--- PROVIDED INFORMATION ---
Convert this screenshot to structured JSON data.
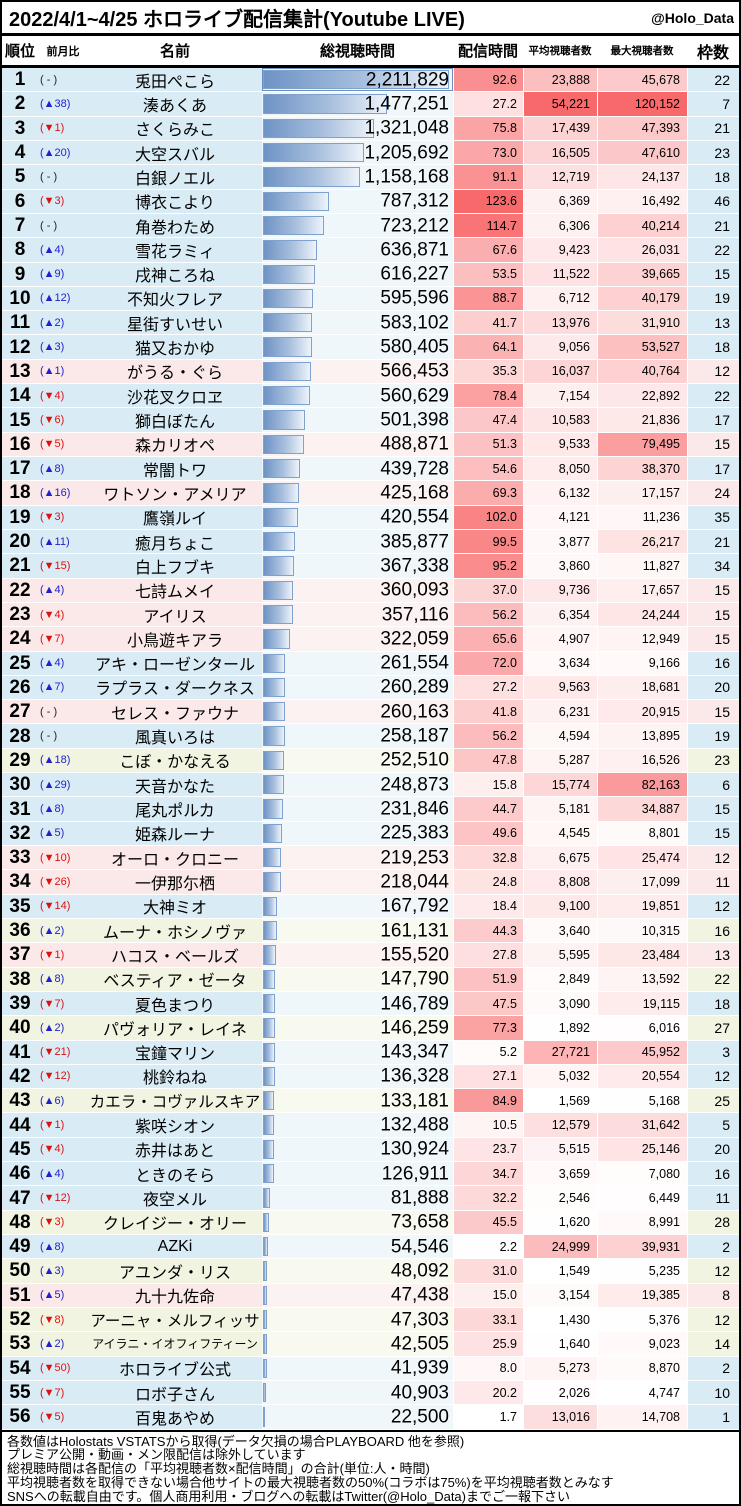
{
  "page": {
    "title": "2022/4/1~4/25 ホロライブ配信集計(Youtube LIVE)",
    "handle": "@Holo_Data"
  },
  "colors": {
    "group_fill": {
      "jp": "#d9ecf6",
      "en": "#fbe8e8",
      "id": "#f0f4e1"
    },
    "bar_cell_fill": {
      "jp": "#eff7fb",
      "en": "#fdf2f2",
      "id": "#f8faf0"
    },
    "heat_max": "#f8696b",
    "heat_min": "#ffffff",
    "bar_color": "#6e93c5",
    "bar_border": "#7fa1cd",
    "up_color": "#2222cc",
    "down_color": "#dd1111"
  },
  "chart_data": {
    "type": "table",
    "title": "2022/4/1~4/25 ホロライブ配信集計(Youtube LIVE)",
    "columns": [
      "順位",
      "前月比",
      "名前",
      "総視聴時間",
      "配信時間",
      "平均視聴者数",
      "最大視聴者数",
      "枠数"
    ],
    "notes": "総視聴時間 column shows a blue data bar scaled to max value; 配信時間/平均視聴者数/最大視聴者数 use white→red color scale; row fill = branch (jp/en/id)",
    "rows": [
      {
        "rank": 1,
        "change": 0,
        "name": "兎田ぺこら",
        "group": "jp",
        "view_time": 2211829,
        "hours": 92.6,
        "avg_viewers": 23888,
        "max_viewers": 45678,
        "slots": 22
      },
      {
        "rank": 2,
        "change": 38,
        "name": "湊あくあ",
        "group": "jp",
        "view_time": 1477251,
        "hours": 27.2,
        "avg_viewers": 54221,
        "max_viewers": 120152,
        "slots": 7
      },
      {
        "rank": 3,
        "change": -1,
        "name": "さくらみこ",
        "group": "jp",
        "view_time": 1321048,
        "hours": 75.8,
        "avg_viewers": 17439,
        "max_viewers": 47393,
        "slots": 21
      },
      {
        "rank": 4,
        "change": 20,
        "name": "大空スバル",
        "group": "jp",
        "view_time": 1205692,
        "hours": 73.0,
        "avg_viewers": 16505,
        "max_viewers": 47610,
        "slots": 23
      },
      {
        "rank": 5,
        "change": 0,
        "name": "白銀ノエル",
        "group": "jp",
        "view_time": 1158168,
        "hours": 91.1,
        "avg_viewers": 12719,
        "max_viewers": 24137,
        "slots": 18
      },
      {
        "rank": 6,
        "change": -3,
        "name": "博衣こより",
        "group": "jp",
        "view_time": 787312,
        "hours": 123.6,
        "avg_viewers": 6369,
        "max_viewers": 16492,
        "slots": 46
      },
      {
        "rank": 7,
        "change": 0,
        "name": "角巻わため",
        "group": "jp",
        "view_time": 723212,
        "hours": 114.7,
        "avg_viewers": 6306,
        "max_viewers": 40214,
        "slots": 21
      },
      {
        "rank": 8,
        "change": 4,
        "name": "雪花ラミィ",
        "group": "jp",
        "view_time": 636871,
        "hours": 67.6,
        "avg_viewers": 9423,
        "max_viewers": 26031,
        "slots": 22
      },
      {
        "rank": 9,
        "change": 9,
        "name": "戌神ころね",
        "group": "jp",
        "view_time": 616227,
        "hours": 53.5,
        "avg_viewers": 11522,
        "max_viewers": 39665,
        "slots": 15
      },
      {
        "rank": 10,
        "change": 12,
        "name": "不知火フレア",
        "group": "jp",
        "view_time": 595596,
        "hours": 88.7,
        "avg_viewers": 6712,
        "max_viewers": 40179,
        "slots": 19
      },
      {
        "rank": 11,
        "change": 2,
        "name": "星街すいせい",
        "group": "jp",
        "view_time": 583102,
        "hours": 41.7,
        "avg_viewers": 13976,
        "max_viewers": 31910,
        "slots": 13
      },
      {
        "rank": 12,
        "change": 3,
        "name": "猫又おかゆ",
        "group": "jp",
        "view_time": 580405,
        "hours": 64.1,
        "avg_viewers": 9056,
        "max_viewers": 53527,
        "slots": 18
      },
      {
        "rank": 13,
        "change": 1,
        "name": "がうる・ぐら",
        "group": "en",
        "view_time": 566453,
        "hours": 35.3,
        "avg_viewers": 16037,
        "max_viewers": 40764,
        "slots": 12
      },
      {
        "rank": 14,
        "change": -4,
        "name": "沙花叉クロヱ",
        "group": "jp",
        "view_time": 560629,
        "hours": 78.4,
        "avg_viewers": 7154,
        "max_viewers": 22892,
        "slots": 22
      },
      {
        "rank": 15,
        "change": -6,
        "name": "獅白ぼたん",
        "group": "jp",
        "view_time": 501398,
        "hours": 47.4,
        "avg_viewers": 10583,
        "max_viewers": 21836,
        "slots": 17
      },
      {
        "rank": 16,
        "change": -5,
        "name": "森カリオペ",
        "group": "en",
        "view_time": 488871,
        "hours": 51.3,
        "avg_viewers": 9533,
        "max_viewers": 79495,
        "slots": 15
      },
      {
        "rank": 17,
        "change": 8,
        "name": "常闇トワ",
        "group": "jp",
        "view_time": 439728,
        "hours": 54.6,
        "avg_viewers": 8050,
        "max_viewers": 38370,
        "slots": 17
      },
      {
        "rank": 18,
        "change": 16,
        "name": "ワトソン・アメリア",
        "group": "en",
        "view_time": 425168,
        "hours": 69.3,
        "avg_viewers": 6132,
        "max_viewers": 17157,
        "slots": 24
      },
      {
        "rank": 19,
        "change": -3,
        "name": "鷹嶺ルイ",
        "group": "jp",
        "view_time": 420554,
        "hours": 102.0,
        "avg_viewers": 4121,
        "max_viewers": 11236,
        "slots": 35
      },
      {
        "rank": 20,
        "change": 11,
        "name": "癒月ちょこ",
        "group": "jp",
        "view_time": 385877,
        "hours": 99.5,
        "avg_viewers": 3877,
        "max_viewers": 26217,
        "slots": 21
      },
      {
        "rank": 21,
        "change": -15,
        "name": "白上フブキ",
        "group": "jp",
        "view_time": 367338,
        "hours": 95.2,
        "avg_viewers": 3860,
        "max_viewers": 11827,
        "slots": 34
      },
      {
        "rank": 22,
        "change": 4,
        "name": "七詩ムメイ",
        "group": "en",
        "view_time": 360093,
        "hours": 37.0,
        "avg_viewers": 9736,
        "max_viewers": 17657,
        "slots": 15
      },
      {
        "rank": 23,
        "change": -4,
        "name": "アイリス",
        "group": "en",
        "view_time": 357116,
        "hours": 56.2,
        "avg_viewers": 6354,
        "max_viewers": 24244,
        "slots": 15
      },
      {
        "rank": 24,
        "change": -7,
        "name": "小鳥遊キアラ",
        "group": "en",
        "view_time": 322059,
        "hours": 65.6,
        "avg_viewers": 4907,
        "max_viewers": 12949,
        "slots": 15
      },
      {
        "rank": 25,
        "change": 4,
        "name": "アキ・ローゼンタール",
        "group": "jp",
        "view_time": 261554,
        "hours": 72.0,
        "avg_viewers": 3634,
        "max_viewers": 9166,
        "slots": 16
      },
      {
        "rank": 26,
        "change": 7,
        "name": "ラプラス・ダークネス",
        "group": "jp",
        "view_time": 260289,
        "hours": 27.2,
        "avg_viewers": 9563,
        "max_viewers": 18681,
        "slots": 20
      },
      {
        "rank": 27,
        "change": 0,
        "name": "セレス・ファウナ",
        "group": "en",
        "view_time": 260163,
        "hours": 41.8,
        "avg_viewers": 6231,
        "max_viewers": 20915,
        "slots": 15
      },
      {
        "rank": 28,
        "change": 0,
        "name": "風真いろは",
        "group": "jp",
        "view_time": 258187,
        "hours": 56.2,
        "avg_viewers": 4594,
        "max_viewers": 13895,
        "slots": 19
      },
      {
        "rank": 29,
        "change": 18,
        "name": "こぼ・かなえる",
        "group": "id",
        "view_time": 252510,
        "hours": 47.8,
        "avg_viewers": 5287,
        "max_viewers": 16526,
        "slots": 23
      },
      {
        "rank": 30,
        "change": 29,
        "name": "天音かなた",
        "group": "jp",
        "view_time": 248873,
        "hours": 15.8,
        "avg_viewers": 15774,
        "max_viewers": 82163,
        "slots": 6
      },
      {
        "rank": 31,
        "change": 8,
        "name": "尾丸ポルカ",
        "group": "jp",
        "view_time": 231846,
        "hours": 44.7,
        "avg_viewers": 5181,
        "max_viewers": 34887,
        "slots": 15
      },
      {
        "rank": 32,
        "change": 5,
        "name": "姫森ルーナ",
        "group": "jp",
        "view_time": 225383,
        "hours": 49.6,
        "avg_viewers": 4545,
        "max_viewers": 8801,
        "slots": 15
      },
      {
        "rank": 33,
        "change": -10,
        "name": "オーロ・クロニー",
        "group": "en",
        "view_time": 219253,
        "hours": 32.8,
        "avg_viewers": 6675,
        "max_viewers": 25474,
        "slots": 12
      },
      {
        "rank": 34,
        "change": -26,
        "name": "一伊那尓栖",
        "group": "en",
        "view_time": 218044,
        "hours": 24.8,
        "avg_viewers": 8808,
        "max_viewers": 17099,
        "slots": 11
      },
      {
        "rank": 35,
        "change": -14,
        "name": "大神ミオ",
        "group": "jp",
        "view_time": 167792,
        "hours": 18.4,
        "avg_viewers": 9100,
        "max_viewers": 19851,
        "slots": 12
      },
      {
        "rank": 36,
        "change": 2,
        "name": "ムーナ・ホシノヴァ",
        "group": "id",
        "view_time": 161131,
        "hours": 44.3,
        "avg_viewers": 3640,
        "max_viewers": 10315,
        "slots": 16
      },
      {
        "rank": 37,
        "change": -1,
        "name": "ハコス・ベールズ",
        "group": "en",
        "view_time": 155520,
        "hours": 27.8,
        "avg_viewers": 5595,
        "max_viewers": 23484,
        "slots": 13
      },
      {
        "rank": 38,
        "change": 8,
        "name": "ベスティア・ゼータ",
        "group": "id",
        "view_time": 147790,
        "hours": 51.9,
        "avg_viewers": 2849,
        "max_viewers": 13592,
        "slots": 22
      },
      {
        "rank": 39,
        "change": -7,
        "name": "夏色まつり",
        "group": "jp",
        "view_time": 146789,
        "hours": 47.5,
        "avg_viewers": 3090,
        "max_viewers": 19115,
        "slots": 18
      },
      {
        "rank": 40,
        "change": 2,
        "name": "パヴォリア・レイネ",
        "group": "id",
        "view_time": 146259,
        "hours": 77.3,
        "avg_viewers": 1892,
        "max_viewers": 6016,
        "slots": 27
      },
      {
        "rank": 41,
        "change": -21,
        "name": "宝鐘マリン",
        "group": "jp",
        "view_time": 143347,
        "hours": 5.2,
        "avg_viewers": 27721,
        "max_viewers": 45952,
        "slots": 3
      },
      {
        "rank": 42,
        "change": -12,
        "name": "桃鈴ねね",
        "group": "jp",
        "view_time": 136328,
        "hours": 27.1,
        "avg_viewers": 5032,
        "max_viewers": 20554,
        "slots": 12
      },
      {
        "rank": 43,
        "change": 6,
        "name": "カエラ・コヴァルスキア",
        "group": "id",
        "view_time": 133181,
        "hours": 84.9,
        "avg_viewers": 1569,
        "max_viewers": 5168,
        "slots": 25
      },
      {
        "rank": 44,
        "change": -1,
        "name": "紫咲シオン",
        "group": "jp",
        "view_time": 132488,
        "hours": 10.5,
        "avg_viewers": 12579,
        "max_viewers": 31642,
        "slots": 5
      },
      {
        "rank": 45,
        "change": -4,
        "name": "赤井はあと",
        "group": "jp",
        "view_time": 130924,
        "hours": 23.7,
        "avg_viewers": 5515,
        "max_viewers": 25146,
        "slots": 20
      },
      {
        "rank": 46,
        "change": 4,
        "name": "ときのそら",
        "group": "jp",
        "view_time": 126911,
        "hours": 34.7,
        "avg_viewers": 3659,
        "max_viewers": 7080,
        "slots": 16
      },
      {
        "rank": 47,
        "change": -12,
        "name": "夜空メル",
        "group": "jp",
        "view_time": 81888,
        "hours": 32.2,
        "avg_viewers": 2546,
        "max_viewers": 6449,
        "slots": 11
      },
      {
        "rank": 48,
        "change": -3,
        "name": "クレイジー・オリー",
        "group": "id",
        "view_time": 73658,
        "hours": 45.5,
        "avg_viewers": 1620,
        "max_viewers": 8991,
        "slots": 28
      },
      {
        "rank": 49,
        "change": 8,
        "name": "AZKi",
        "group": "jp",
        "view_time": 54546,
        "hours": 2.2,
        "avg_viewers": 24999,
        "max_viewers": 39931,
        "slots": 2
      },
      {
        "rank": 50,
        "change": 3,
        "name": "アユンダ・リス",
        "group": "id",
        "view_time": 48092,
        "hours": 31.0,
        "avg_viewers": 1549,
        "max_viewers": 5235,
        "slots": 12
      },
      {
        "rank": 51,
        "change": 5,
        "name": "九十九佐命",
        "group": "en",
        "view_time": 47438,
        "hours": 15.0,
        "avg_viewers": 3154,
        "max_viewers": 19385,
        "slots": 8
      },
      {
        "rank": 52,
        "change": -8,
        "name": "アーニャ・メルフィッサ",
        "group": "id",
        "view_time": 47303,
        "hours": 33.1,
        "avg_viewers": 1430,
        "max_viewers": 5376,
        "slots": 12
      },
      {
        "rank": 53,
        "change": 2,
        "name": "アイラニ・イオフィフティーン",
        "group": "id",
        "view_time": 42505,
        "hours": 25.9,
        "avg_viewers": 1640,
        "max_viewers": 9023,
        "slots": 14
      },
      {
        "rank": 54,
        "change": -50,
        "name": "ホロライブ公式",
        "group": "jp",
        "view_time": 41939,
        "hours": 8.0,
        "avg_viewers": 5273,
        "max_viewers": 8870,
        "slots": 2
      },
      {
        "rank": 55,
        "change": -7,
        "name": "ロボ子さん",
        "group": "jp",
        "view_time": 40903,
        "hours": 20.2,
        "avg_viewers": 2026,
        "max_viewers": 4747,
        "slots": 10
      },
      {
        "rank": 56,
        "change": -5,
        "name": "百鬼あやめ",
        "group": "jp",
        "view_time": 22500,
        "hours": 1.7,
        "avg_viewers": 13016,
        "max_viewers": 14708,
        "slots": 1
      }
    ]
  },
  "footer": {
    "lines": [
      "各数値はHolostats VSTATSから取得(データ欠損の場合PLAYBOARD 他を参照)",
      "プレミア公開・動画・メン限配信は除外しています",
      "総視聴時間は各配信の「平均視聴者数×配信時間」の合計(単位:人・時間)",
      "平均視聴者数を取得できない場合他サイトの最大視聴者数の50%(コラボは75%)を平均視聴者数とみなす",
      "SNSへの転載自由です。個人商用利用・ブログへの転載はTwitter(@Holo_Data)までご一報下さい"
    ]
  }
}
---
§ GIVEN TASK
Go through the entries above and pull out each line with "配信時間" in it.

§ EXERCISE OUTPUT
      "配信時間",
    "notes": "総視聴時間 column shows a blue data bar scaled to max value; 配信時間/平均視聴者数/最大視聴者数 use white→red color scale; row fill = branch (jp/en/id)",
      "総視聴時間は各配信の「平均視聴者数×配信時間」の合計(単位:人・時間)",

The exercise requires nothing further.